Stored items from a collection:
—————
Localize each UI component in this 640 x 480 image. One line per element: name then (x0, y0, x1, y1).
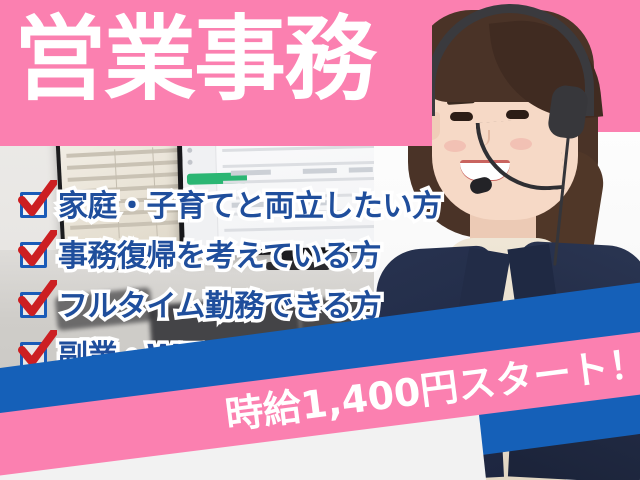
page-title: 営業事務 (14, 14, 424, 106)
checklist-item-label: 事務復帰を考えている方 (58, 231, 381, 275)
checklist-item-label: フルタイム勤務できる方 (58, 281, 381, 325)
checkbox-checked-icon (18, 186, 52, 220)
checklist-item: 事務復帰を考えている方 (18, 228, 438, 278)
job-advertisement-poster: 営業事務 家庭・子育てと両立したい方 事務復帰を考えている方 (0, 0, 640, 480)
checkbox-checked-icon (18, 236, 52, 270)
checkbox-checked-icon (18, 286, 52, 320)
checklist-item: 家庭・子育てと両立したい方 (18, 178, 438, 228)
cheek-left (444, 140, 466, 152)
checklist-item-label: 家庭・子育てと両立したい方 (58, 181, 442, 225)
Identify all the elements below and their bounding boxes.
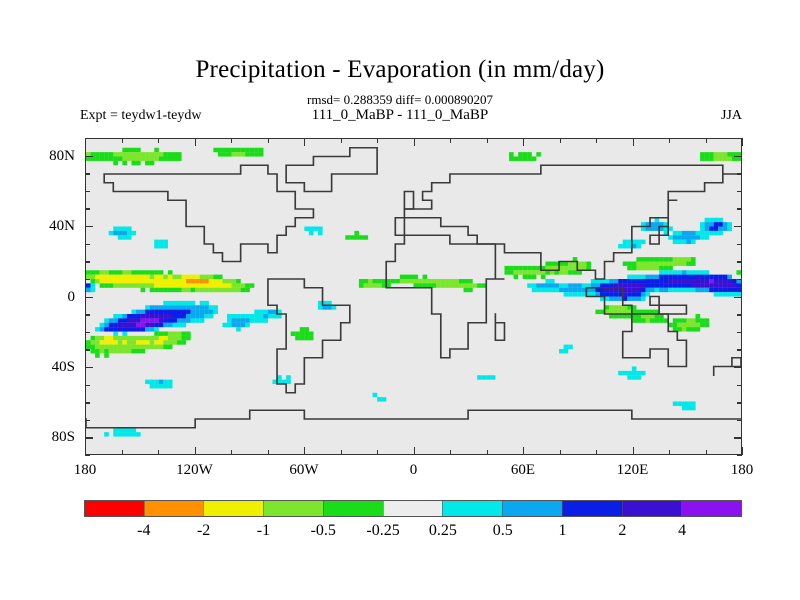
—————
WHAT THE TASK REQUIRES:
Retype every item above character for character, and leave the pictures out of your copy.

FINISHED TASK:
Localize each UI component in this 640 x 480 image. One line per element: name then (x0, y0, x1, y1).
page-title: 営業事務 (14, 14, 424, 106)
checklist-item-label: 事務復帰を考えている方 (58, 231, 381, 275)
checklist-item-label: フルタイム勤務できる方 (58, 281, 381, 325)
checkbox-checked-icon (18, 186, 52, 220)
checklist-item: 事務復帰を考えている方 (18, 228, 438, 278)
job-advertisement-poster: 営業事務 家庭・子育てと両立したい方 事務復帰を考えている方 (0, 0, 640, 480)
checkbox-checked-icon (18, 236, 52, 270)
checkbox-checked-icon (18, 286, 52, 320)
checklist-item: 家庭・子育てと両立したい方 (18, 178, 438, 228)
cheek-left (444, 140, 466, 152)
checklist-item-label: 家庭・子育てと両立したい方 (58, 181, 442, 225)
Identify all the elements below and their bounding boxes.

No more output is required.